======== Material provided
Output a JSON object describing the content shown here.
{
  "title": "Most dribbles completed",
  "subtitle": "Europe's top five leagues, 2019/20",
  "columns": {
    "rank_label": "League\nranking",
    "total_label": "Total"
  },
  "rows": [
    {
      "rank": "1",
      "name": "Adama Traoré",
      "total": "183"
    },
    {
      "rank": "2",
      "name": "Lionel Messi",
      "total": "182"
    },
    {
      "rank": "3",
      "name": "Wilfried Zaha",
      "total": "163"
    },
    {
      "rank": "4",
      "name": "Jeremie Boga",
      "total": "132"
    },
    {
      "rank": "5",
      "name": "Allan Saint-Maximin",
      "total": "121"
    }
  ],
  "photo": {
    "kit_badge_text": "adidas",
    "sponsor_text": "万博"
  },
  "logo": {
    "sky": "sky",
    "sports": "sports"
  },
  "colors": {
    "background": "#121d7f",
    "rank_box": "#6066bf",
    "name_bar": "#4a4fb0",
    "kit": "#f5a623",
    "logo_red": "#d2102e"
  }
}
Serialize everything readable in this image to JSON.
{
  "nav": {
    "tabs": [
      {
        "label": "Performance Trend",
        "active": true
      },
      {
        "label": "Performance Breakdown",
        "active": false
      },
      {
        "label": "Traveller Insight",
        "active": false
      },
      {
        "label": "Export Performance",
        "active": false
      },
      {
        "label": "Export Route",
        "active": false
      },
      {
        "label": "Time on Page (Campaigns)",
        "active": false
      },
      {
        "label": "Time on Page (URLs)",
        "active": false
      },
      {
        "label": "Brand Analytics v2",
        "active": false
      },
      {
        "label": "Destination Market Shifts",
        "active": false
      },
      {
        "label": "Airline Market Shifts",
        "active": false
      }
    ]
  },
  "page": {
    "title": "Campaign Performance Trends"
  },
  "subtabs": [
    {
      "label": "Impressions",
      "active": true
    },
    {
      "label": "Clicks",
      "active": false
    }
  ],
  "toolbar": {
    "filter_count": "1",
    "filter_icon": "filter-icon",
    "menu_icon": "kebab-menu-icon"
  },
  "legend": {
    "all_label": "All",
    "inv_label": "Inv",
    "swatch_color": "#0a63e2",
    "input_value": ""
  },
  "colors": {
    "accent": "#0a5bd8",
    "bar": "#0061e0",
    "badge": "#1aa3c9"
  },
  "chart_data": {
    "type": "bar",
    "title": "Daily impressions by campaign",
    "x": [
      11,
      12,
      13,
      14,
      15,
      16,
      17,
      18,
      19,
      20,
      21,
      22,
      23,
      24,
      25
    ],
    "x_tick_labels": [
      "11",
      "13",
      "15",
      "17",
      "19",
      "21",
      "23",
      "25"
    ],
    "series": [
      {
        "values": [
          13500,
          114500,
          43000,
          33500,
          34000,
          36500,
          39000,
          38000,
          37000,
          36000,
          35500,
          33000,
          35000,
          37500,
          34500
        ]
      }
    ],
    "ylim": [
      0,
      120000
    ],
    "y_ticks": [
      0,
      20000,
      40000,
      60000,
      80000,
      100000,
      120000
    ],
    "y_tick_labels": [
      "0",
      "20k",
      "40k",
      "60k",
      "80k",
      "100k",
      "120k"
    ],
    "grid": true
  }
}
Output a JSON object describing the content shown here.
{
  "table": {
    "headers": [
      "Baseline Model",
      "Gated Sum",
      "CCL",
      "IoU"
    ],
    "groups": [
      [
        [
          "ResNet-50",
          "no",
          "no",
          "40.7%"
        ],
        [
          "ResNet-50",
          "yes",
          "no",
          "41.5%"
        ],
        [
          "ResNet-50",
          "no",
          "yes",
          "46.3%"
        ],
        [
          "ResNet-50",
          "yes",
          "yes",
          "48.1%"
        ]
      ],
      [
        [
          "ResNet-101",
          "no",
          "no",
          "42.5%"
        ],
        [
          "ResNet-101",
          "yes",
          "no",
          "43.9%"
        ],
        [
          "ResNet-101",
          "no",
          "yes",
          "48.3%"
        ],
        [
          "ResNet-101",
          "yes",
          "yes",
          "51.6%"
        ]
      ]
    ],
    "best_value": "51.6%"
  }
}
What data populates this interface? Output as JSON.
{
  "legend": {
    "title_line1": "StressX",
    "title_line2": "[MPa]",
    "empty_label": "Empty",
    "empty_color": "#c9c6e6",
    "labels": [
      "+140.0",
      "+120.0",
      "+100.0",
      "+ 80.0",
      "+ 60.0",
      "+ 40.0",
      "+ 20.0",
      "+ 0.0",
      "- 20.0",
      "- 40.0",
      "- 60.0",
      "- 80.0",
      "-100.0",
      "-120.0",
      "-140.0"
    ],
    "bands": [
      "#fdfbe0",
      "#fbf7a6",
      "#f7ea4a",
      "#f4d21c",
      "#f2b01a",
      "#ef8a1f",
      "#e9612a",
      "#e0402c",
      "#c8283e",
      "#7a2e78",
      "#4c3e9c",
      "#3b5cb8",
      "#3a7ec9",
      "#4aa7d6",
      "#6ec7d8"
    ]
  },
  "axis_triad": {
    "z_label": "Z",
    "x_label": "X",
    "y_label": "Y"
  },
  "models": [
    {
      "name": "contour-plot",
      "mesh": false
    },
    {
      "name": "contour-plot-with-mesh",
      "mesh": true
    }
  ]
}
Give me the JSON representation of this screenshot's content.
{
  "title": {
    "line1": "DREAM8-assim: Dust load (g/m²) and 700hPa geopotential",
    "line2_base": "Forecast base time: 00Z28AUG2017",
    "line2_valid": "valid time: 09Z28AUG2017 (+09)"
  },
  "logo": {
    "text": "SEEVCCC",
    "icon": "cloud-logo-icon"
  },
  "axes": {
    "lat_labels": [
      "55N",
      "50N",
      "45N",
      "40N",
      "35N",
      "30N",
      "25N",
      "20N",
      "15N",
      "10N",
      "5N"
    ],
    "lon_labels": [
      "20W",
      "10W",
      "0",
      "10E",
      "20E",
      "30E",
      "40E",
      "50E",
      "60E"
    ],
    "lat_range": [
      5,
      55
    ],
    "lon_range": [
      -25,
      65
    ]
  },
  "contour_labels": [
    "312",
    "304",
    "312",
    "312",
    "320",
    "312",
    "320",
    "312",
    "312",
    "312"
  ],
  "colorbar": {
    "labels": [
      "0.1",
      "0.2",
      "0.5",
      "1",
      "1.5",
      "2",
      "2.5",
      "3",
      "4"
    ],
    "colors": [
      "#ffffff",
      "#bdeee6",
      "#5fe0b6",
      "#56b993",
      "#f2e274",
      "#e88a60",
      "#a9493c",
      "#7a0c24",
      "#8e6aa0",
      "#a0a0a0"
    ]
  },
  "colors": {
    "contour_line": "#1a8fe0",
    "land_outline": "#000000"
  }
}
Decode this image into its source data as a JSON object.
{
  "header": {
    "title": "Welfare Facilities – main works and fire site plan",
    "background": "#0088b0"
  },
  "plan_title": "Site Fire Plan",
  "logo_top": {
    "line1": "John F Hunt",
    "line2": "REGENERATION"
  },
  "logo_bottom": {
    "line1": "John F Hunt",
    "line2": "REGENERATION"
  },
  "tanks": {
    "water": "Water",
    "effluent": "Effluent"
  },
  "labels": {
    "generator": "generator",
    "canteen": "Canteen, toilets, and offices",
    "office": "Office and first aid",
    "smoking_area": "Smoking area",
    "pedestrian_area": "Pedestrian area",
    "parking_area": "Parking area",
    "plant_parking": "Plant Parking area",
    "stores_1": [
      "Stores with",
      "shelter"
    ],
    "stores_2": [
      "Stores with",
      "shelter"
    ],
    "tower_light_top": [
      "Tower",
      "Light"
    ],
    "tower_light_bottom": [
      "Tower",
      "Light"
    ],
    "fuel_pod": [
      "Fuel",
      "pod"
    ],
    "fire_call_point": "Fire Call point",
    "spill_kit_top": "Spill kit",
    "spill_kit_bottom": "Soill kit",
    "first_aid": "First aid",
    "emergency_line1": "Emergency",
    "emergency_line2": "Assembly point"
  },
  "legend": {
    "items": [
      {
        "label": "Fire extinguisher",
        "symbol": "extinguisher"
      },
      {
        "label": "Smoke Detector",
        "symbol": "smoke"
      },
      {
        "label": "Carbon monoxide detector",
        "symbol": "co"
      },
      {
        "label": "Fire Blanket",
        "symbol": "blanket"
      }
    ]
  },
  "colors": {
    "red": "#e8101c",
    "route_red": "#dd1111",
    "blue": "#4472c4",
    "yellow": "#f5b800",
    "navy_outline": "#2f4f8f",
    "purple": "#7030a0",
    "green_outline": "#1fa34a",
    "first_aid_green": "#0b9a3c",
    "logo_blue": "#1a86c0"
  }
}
================
Set exercise: Tally up the lines holding the string "true" in this listing, and report the total alone.

Correct response: 4